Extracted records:
BEGIN
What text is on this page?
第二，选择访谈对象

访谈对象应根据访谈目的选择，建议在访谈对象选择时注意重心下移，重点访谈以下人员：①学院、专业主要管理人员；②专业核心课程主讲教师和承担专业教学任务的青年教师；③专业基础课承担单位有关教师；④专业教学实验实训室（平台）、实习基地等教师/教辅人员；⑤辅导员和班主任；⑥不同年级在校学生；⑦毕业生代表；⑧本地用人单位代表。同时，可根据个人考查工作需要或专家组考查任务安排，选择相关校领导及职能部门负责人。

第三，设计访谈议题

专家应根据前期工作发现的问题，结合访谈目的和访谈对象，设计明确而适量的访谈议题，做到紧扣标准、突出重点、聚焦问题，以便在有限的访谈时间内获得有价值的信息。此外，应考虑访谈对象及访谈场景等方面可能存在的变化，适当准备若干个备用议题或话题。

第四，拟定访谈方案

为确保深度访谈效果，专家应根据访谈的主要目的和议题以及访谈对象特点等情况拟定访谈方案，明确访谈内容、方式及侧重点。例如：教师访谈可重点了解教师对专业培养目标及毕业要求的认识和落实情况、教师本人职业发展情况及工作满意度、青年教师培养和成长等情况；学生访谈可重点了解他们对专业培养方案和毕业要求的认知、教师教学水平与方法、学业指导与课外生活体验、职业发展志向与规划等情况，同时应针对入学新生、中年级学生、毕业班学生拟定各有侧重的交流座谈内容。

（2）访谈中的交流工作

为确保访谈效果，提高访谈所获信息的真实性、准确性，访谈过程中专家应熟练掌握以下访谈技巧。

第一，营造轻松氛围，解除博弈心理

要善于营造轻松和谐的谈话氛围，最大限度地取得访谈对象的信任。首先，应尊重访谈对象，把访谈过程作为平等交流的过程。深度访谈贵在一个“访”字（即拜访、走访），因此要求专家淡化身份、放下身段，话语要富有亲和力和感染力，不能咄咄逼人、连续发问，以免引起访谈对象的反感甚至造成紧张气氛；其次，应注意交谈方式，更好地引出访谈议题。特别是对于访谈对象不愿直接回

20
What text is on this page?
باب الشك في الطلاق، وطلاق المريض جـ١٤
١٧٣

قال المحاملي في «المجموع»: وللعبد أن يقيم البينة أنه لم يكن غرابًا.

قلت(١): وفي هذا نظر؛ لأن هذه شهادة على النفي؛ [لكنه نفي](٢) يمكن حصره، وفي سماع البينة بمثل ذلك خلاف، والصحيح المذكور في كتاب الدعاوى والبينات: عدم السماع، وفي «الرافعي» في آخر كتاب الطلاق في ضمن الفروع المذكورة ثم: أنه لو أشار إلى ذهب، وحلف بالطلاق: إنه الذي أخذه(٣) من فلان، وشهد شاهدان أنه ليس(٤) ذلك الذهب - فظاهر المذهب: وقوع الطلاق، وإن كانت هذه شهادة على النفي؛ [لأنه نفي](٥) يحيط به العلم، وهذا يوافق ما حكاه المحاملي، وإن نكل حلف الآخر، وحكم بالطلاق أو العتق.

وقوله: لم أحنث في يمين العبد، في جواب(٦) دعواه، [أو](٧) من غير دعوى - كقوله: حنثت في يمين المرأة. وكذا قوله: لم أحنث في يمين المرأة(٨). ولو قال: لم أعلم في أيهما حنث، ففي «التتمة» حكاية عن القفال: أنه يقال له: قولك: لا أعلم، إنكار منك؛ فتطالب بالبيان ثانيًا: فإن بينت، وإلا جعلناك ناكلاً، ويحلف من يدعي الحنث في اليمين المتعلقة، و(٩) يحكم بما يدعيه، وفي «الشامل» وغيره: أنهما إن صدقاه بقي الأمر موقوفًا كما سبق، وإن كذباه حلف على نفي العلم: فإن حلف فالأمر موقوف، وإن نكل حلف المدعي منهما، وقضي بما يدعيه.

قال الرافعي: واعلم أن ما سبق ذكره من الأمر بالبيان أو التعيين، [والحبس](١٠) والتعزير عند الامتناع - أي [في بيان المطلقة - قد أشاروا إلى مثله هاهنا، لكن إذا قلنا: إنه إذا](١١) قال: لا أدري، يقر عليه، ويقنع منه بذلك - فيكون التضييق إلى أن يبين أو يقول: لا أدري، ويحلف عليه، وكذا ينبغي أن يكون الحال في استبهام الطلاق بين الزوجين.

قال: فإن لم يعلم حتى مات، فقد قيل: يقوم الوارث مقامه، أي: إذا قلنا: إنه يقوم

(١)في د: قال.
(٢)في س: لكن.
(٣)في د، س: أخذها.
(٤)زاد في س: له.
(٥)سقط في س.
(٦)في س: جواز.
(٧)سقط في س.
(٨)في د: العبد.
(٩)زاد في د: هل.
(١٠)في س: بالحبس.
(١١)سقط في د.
END
Task to complete >> Pull out every line of the records that includes the string "المحاملي".

Finished exercise >>
قال المحاملي في «المجموع»: وللعبد أن يقيم البينة أنه لم يكن غرابًا.
قلت(١): وفي هذا نظر؛ لأن هذه شهادة على النفي؛ [لكنه نفي](٢) يمكن حصره، وفي سماع البينة بمثل ذلك خلاف، والصحيح المذكور في كتاب الدعاوى والبينات: عدم السماع، وفي «الرافعي» في آخر كتاب الطلاق في ضمن الفروع المذكورة ثم: أنه لو أشار إلى ذهب، وحلف بالطلاق: إنه الذي أخذه(٣) من فلان، وشهد شاهدان أنه ليس(٤) ذلك الذهب - فظاهر المذهب: وقوع الطلاق، وإن كانت هذه شهادة على النفي؛ [لأنه نفي](٥) يحيط به العلم، وهذا يوافق ما حكاه المحاملي، وإن نكل حلف الآخر، وحكم بالطلاق أو العتق.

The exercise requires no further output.